OBJETIVO DO EXERCÍCIO - Reproduza fielmente a parte do trecho que vai de "No encontro, o" até "pela Justiça Federal.", incluindo essas palavras.
---- TRECHO
No encontro, o Secretário apresentou a Rota da Baleia Franca, falou sobre a temporada da espécie na região, que começa em 60 dias, e pediu apoio para a liberação do turismo embarcado no município, que está interrompido desde 2019, quando foi novamente suspenso pela Justiça Federal.

“Vamos encaminhar à assessoria do ministro, algumas informações técnicas sobre o turismo embarcado para o avistamento de baleias. Com isso, veremos se ele consegue nos ajudar nessa demanda. Gilson Machado Neto também se colocou à disposição para nos receber em Brasília. Queremos levar algumas demandas da cidade relacionadas ao acesso às praias, a estrutura de mirantes e decks para a caminhada, bem como, relacionadas à sinalização turística”, enfatizou Henrique Melo.

A prática está interrompida desde setembro 2019, um mês após que o Tribunal Regional Federal da 4ª Região liberar por 30 dias a atividade. Na época, o TRF4 autorizou o turismo embarcado enquanto a Baleia Franca estivesse no litoral catarinense, mas com um rigoroso acompanhamento feito pelo Instituto Chico Mendes de Conservação da Biodiversidade (ICMBio).
--------
---- DADOS FORNECIDOS
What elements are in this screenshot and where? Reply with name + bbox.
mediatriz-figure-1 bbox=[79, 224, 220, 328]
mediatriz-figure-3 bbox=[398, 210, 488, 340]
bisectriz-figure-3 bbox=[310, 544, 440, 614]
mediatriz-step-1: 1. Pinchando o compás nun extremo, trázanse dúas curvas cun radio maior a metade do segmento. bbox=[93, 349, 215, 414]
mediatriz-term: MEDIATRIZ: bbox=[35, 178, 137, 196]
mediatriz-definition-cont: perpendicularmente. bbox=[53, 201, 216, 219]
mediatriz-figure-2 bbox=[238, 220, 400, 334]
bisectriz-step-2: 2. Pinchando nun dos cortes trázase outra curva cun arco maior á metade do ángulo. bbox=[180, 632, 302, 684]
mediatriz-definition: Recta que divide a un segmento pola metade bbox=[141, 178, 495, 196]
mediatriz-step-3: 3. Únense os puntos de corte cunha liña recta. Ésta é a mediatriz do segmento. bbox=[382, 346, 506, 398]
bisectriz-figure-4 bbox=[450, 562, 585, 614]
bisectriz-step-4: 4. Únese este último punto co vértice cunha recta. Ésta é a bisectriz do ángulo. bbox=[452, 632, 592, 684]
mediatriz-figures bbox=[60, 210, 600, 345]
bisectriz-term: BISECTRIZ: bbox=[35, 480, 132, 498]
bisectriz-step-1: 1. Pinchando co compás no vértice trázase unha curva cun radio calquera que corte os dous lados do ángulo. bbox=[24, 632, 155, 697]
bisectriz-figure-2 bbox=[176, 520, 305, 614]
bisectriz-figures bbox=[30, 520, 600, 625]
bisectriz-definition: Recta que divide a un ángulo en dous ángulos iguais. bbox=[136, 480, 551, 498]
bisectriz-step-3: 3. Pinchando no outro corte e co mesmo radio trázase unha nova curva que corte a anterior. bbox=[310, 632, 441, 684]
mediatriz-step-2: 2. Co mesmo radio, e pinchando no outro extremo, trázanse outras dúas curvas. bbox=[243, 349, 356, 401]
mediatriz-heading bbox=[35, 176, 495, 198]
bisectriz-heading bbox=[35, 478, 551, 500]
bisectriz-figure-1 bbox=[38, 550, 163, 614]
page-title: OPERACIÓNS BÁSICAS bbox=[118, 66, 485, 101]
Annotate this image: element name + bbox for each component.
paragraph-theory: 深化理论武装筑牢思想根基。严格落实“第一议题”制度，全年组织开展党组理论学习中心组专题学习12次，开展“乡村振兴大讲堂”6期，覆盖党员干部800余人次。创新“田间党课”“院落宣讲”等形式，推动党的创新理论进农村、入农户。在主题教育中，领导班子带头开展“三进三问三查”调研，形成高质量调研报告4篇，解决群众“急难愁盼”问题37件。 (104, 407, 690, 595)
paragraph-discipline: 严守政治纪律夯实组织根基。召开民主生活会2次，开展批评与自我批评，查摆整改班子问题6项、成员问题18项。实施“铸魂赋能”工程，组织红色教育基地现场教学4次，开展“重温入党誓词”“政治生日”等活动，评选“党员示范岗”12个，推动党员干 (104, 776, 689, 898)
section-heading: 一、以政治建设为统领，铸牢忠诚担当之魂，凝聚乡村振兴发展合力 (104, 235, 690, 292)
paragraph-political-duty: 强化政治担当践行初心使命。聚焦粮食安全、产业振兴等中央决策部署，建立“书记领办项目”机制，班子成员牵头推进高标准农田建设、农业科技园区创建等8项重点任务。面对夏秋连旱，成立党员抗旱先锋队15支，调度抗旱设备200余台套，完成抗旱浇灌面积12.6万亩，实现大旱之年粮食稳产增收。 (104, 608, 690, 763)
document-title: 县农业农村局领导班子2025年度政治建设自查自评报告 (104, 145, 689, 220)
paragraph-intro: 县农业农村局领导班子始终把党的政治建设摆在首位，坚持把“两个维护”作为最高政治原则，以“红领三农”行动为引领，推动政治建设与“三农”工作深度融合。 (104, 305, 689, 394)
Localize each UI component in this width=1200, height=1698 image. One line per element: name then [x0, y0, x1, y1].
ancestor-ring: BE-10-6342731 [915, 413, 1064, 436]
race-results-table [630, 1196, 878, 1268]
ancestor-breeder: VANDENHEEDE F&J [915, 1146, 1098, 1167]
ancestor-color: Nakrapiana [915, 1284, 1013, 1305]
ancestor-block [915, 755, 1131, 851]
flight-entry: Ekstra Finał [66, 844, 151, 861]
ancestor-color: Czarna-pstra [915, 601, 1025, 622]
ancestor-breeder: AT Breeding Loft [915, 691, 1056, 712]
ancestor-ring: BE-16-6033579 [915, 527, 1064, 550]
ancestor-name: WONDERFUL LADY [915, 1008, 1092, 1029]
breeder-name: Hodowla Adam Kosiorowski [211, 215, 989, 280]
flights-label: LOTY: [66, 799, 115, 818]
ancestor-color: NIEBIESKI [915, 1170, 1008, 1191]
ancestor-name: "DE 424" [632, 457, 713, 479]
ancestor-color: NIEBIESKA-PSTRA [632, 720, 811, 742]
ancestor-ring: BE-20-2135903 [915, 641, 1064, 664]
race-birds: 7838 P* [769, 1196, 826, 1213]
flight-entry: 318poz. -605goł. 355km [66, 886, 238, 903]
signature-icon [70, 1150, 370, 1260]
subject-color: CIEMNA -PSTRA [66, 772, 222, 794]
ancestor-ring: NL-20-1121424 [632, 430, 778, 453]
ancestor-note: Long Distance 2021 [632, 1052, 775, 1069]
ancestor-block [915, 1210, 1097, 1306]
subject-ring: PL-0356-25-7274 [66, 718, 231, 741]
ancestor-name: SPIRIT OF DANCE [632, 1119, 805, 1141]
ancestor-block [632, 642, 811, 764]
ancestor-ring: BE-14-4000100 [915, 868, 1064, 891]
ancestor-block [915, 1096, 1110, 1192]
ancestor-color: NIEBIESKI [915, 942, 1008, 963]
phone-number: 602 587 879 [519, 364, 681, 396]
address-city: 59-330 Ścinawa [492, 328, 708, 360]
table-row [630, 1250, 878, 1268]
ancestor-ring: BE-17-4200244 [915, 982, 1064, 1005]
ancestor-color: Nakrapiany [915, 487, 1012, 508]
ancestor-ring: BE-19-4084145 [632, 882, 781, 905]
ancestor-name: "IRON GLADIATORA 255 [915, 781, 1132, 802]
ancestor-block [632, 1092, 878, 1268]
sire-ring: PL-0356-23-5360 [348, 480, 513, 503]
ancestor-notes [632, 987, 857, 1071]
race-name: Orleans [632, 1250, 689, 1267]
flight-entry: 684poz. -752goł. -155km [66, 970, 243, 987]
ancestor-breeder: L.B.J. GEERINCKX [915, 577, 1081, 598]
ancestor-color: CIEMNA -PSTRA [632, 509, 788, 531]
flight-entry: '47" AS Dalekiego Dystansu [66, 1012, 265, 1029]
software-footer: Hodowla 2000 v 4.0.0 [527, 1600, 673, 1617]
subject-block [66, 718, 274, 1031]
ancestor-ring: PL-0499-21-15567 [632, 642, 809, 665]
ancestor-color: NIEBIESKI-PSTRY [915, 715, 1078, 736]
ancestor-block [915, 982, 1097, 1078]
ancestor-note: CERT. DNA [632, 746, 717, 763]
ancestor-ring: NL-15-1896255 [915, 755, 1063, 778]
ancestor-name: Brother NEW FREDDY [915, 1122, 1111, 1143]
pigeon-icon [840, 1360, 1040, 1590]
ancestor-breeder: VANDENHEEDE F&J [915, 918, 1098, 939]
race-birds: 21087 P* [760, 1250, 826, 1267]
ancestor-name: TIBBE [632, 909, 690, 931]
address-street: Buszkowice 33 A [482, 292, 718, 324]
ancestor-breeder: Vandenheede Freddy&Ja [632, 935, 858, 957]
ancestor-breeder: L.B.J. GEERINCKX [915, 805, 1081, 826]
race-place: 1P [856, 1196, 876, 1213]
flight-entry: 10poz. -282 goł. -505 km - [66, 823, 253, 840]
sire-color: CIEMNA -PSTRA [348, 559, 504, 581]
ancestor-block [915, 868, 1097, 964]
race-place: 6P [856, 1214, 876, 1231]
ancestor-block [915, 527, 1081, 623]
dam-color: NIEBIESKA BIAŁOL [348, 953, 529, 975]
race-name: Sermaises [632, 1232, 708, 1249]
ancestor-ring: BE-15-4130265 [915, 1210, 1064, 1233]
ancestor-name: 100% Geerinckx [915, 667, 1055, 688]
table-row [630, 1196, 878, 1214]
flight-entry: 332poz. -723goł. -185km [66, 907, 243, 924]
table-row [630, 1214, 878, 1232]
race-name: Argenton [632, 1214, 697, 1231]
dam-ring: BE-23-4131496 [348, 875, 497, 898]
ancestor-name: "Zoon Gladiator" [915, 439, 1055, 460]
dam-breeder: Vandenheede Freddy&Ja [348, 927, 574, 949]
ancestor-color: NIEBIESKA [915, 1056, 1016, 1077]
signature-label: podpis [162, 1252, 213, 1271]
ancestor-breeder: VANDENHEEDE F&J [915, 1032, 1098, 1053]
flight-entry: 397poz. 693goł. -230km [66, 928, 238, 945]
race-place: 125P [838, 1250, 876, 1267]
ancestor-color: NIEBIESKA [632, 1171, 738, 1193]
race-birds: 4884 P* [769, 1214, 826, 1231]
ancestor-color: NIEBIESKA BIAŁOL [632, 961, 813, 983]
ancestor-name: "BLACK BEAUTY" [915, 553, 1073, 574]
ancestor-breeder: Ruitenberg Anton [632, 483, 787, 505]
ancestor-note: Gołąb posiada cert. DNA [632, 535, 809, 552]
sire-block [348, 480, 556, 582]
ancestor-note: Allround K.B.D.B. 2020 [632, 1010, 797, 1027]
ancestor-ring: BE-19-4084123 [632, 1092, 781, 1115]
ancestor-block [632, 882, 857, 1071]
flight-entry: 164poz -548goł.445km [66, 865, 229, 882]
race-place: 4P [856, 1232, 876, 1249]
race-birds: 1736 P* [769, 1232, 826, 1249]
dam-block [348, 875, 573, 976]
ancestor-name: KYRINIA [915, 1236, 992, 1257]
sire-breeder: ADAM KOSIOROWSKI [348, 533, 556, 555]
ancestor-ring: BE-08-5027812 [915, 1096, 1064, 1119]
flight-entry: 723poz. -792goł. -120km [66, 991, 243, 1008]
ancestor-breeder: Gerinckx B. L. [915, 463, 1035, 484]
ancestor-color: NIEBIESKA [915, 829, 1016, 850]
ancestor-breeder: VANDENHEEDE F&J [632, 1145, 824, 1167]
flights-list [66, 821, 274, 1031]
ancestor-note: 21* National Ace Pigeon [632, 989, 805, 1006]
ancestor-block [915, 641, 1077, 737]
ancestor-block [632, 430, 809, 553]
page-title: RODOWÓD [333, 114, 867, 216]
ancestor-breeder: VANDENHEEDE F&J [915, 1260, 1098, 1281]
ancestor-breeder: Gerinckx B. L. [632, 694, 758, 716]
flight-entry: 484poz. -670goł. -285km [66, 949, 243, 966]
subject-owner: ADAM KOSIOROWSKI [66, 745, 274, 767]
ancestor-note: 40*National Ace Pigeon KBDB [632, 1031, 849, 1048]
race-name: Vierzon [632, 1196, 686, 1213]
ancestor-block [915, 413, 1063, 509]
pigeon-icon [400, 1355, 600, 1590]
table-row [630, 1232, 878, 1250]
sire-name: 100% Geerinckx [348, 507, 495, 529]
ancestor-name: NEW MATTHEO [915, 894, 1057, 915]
--------
RESULTADO -
No encontro, o Secretário apresentou a Rota da Baleia Franca, falou sobre a temporada da espécie na região, que começa em 60 dias, e pediu apoio para a liberação do turismo embarcado no município, que está interrompido desde 2019, quando foi novamente suspenso pela Justiça Federal.